**WHAT YOU ARE ASKED TO DO**. Transcribe the whole listing without a single picture.

**Data records**.
— Begin —

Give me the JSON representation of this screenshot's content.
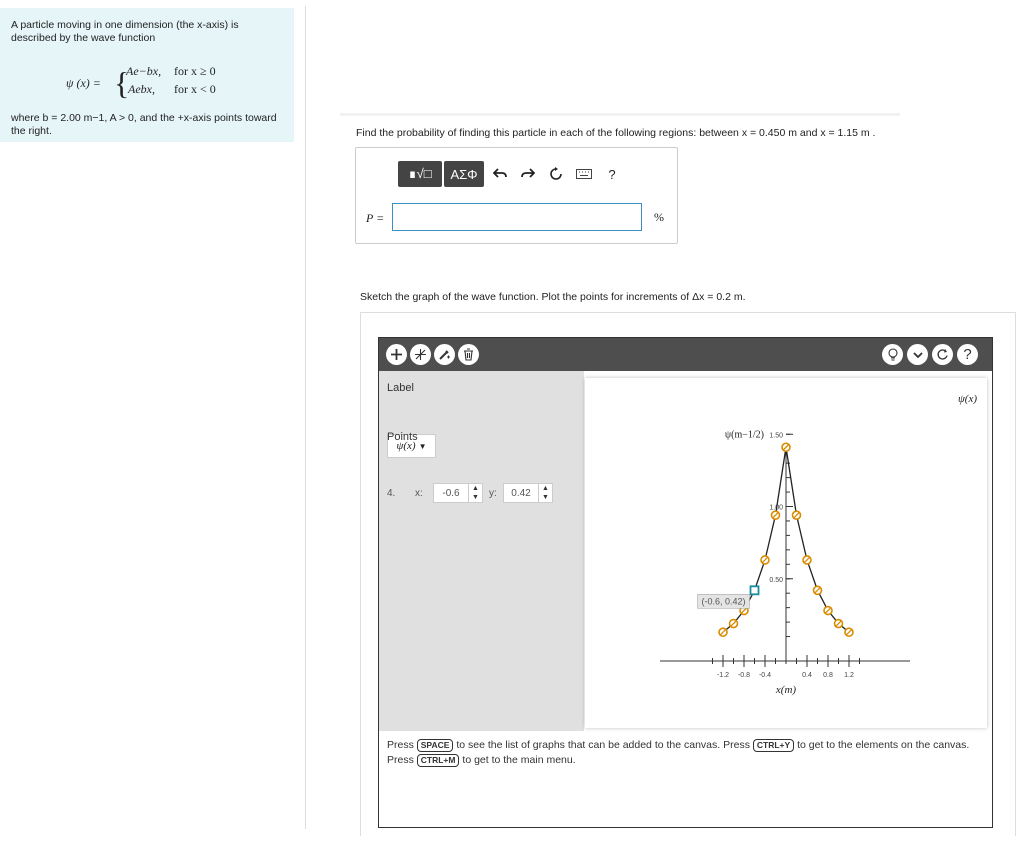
{
  "problem": {
    "intro": "A particle moving in one dimension (the x-axis) is described by the wave function",
    "lhs": "ψ (x) =",
    "case1_expr": "Ae−bx,",
    "case1_cond": "for x ≥ 0",
    "case2_expr": "Aebx,",
    "case2_cond": "for x < 0",
    "where": "where b = 2.00 m−1, A > 0, and the +x-axis points toward the right."
  },
  "question": {
    "text": "Find the probability of finding this particle in each of the following regions: between x = 0.450 m and x = 1.15 m ."
  },
  "answer": {
    "toolbar": {
      "templates": "∎√□",
      "symbols": "ΑΣΦ",
      "help": "?"
    },
    "label": "P =",
    "value": "",
    "unit": "%"
  },
  "sketch": {
    "instruction": "Sketch the graph of the wave function. Plot the points for increments of Δx = 0.2 m.",
    "panel": {
      "label_heading": "Label",
      "label_value": "ψ(x)",
      "points_heading": "Points",
      "point_index": "4.",
      "x_label": "x:",
      "x_value": "-0.6",
      "y_label": "y:",
      "y_value": "0.42"
    },
    "help_text": {
      "part1": "Press",
      "key1": "SPACE",
      "part2": "to see the list of graphs that can be added to the canvas. Press",
      "key2": "CTRL+Y",
      "part3": "to get to the elements on the canvas. Press",
      "key3": "CTRL+M",
      "part4": "to get to the main menu."
    }
  },
  "chart_data": {
    "type": "scatter",
    "title": "",
    "legend_label": "ψ(x)",
    "xlabel": "x(m)",
    "ylabel": "ψ(m−1/2)",
    "xlim": [
      -1.4,
      1.4
    ],
    "ylim": [
      -0.2,
      1.6
    ],
    "x_ticks": [
      "-1.2",
      "-0.8",
      "-0.4",
      "0.4",
      "0.8",
      "1.2"
    ],
    "y_ticks": [
      "0.50",
      "1.00",
      "1.50"
    ],
    "x": [
      -1.2,
      -1.0,
      -0.8,
      -0.6,
      -0.4,
      -0.2,
      0.0,
      0.2,
      0.4,
      0.6,
      0.8,
      1.0,
      1.2
    ],
    "y": [
      0.13,
      0.19,
      0.28,
      0.42,
      0.63,
      0.94,
      1.41,
      0.94,
      0.63,
      0.42,
      0.28,
      0.19,
      0.13
    ],
    "selected_point": {
      "x": -0.6,
      "y": 0.42,
      "label": "(-0.6, 0.42)"
    },
    "colors": {
      "points": "#d98c00",
      "line": "#222222",
      "selected": "#1a8ca0"
    }
  }
}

— End —

**OUTPUT OF THE TASK**.
Give me the JSON representation of this screenshot's content.
{
  "problem": {
    "intro": "A particle moving in one dimension (the x-axis) is described by the wave function",
    "lhs": "ψ (x) =",
    "case1_expr": "Ae−bx,",
    "case1_cond": "for x ≥ 0",
    "case2_expr": "Aebx,",
    "case2_cond": "for x < 0",
    "where": "where b = 2.00 m−1, A > 0, and the +x-axis points toward the right."
  },
  "question": {
    "text": "Find the probability of finding this particle in each of the following regions: between x = 0.450 m and x = 1.15 m ."
  },
  "answer": {
    "toolbar": {
      "templates": "∎√□",
      "symbols": "ΑΣΦ",
      "help": "?"
    },
    "label": "P =",
    "value": "",
    "unit": "%"
  },
  "sketch": {
    "instruction": "Sketch the graph of the wave function. Plot the points for increments of Δx = 0.2 m.",
    "panel": {
      "label_heading": "Label",
      "label_value": "ψ(x)",
      "points_heading": "Points",
      "point_index": "4.",
      "x_label": "x:",
      "x_value": "-0.6",
      "y_label": "y:",
      "y_value": "0.42"
    },
    "help_text": {
      "part1": "Press",
      "key1": "SPACE",
      "part2": "to see the list of graphs that can be added to the canvas. Press",
      "key2": "CTRL+Y",
      "part3": "to get to the elements on the canvas. Press",
      "key3": "CTRL+M",
      "part4": "to get to the main menu."
    }
  },
  "chart_data": {
    "type": "scatter",
    "title": "",
    "legend_label": "ψ(x)",
    "xlabel": "x(m)",
    "ylabel": "ψ(m−1/2)",
    "xlim": [
      -1.4,
      1.4
    ],
    "ylim": [
      -0.2,
      1.6
    ],
    "x_ticks": [
      "-1.2",
      "-0.8",
      "-0.4",
      "0.4",
      "0.8",
      "1.2"
    ],
    "y_ticks": [
      "0.50",
      "1.00",
      "1.50"
    ],
    "x": [
      -1.2,
      -1.0,
      -0.8,
      -0.6,
      -0.4,
      -0.2,
      0.0,
      0.2,
      0.4,
      0.6,
      0.8,
      1.0,
      1.2
    ],
    "y": [
      0.13,
      0.19,
      0.28,
      0.42,
      0.63,
      0.94,
      1.41,
      0.94,
      0.63,
      0.42,
      0.28,
      0.19,
      0.13
    ],
    "selected_point": {
      "x": -0.6,
      "y": 0.42,
      "label": "(-0.6, 0.42)"
    },
    "colors": {
      "points": "#d98c00",
      "line": "#222222",
      "selected": "#1a8ca0"
    }
  }
}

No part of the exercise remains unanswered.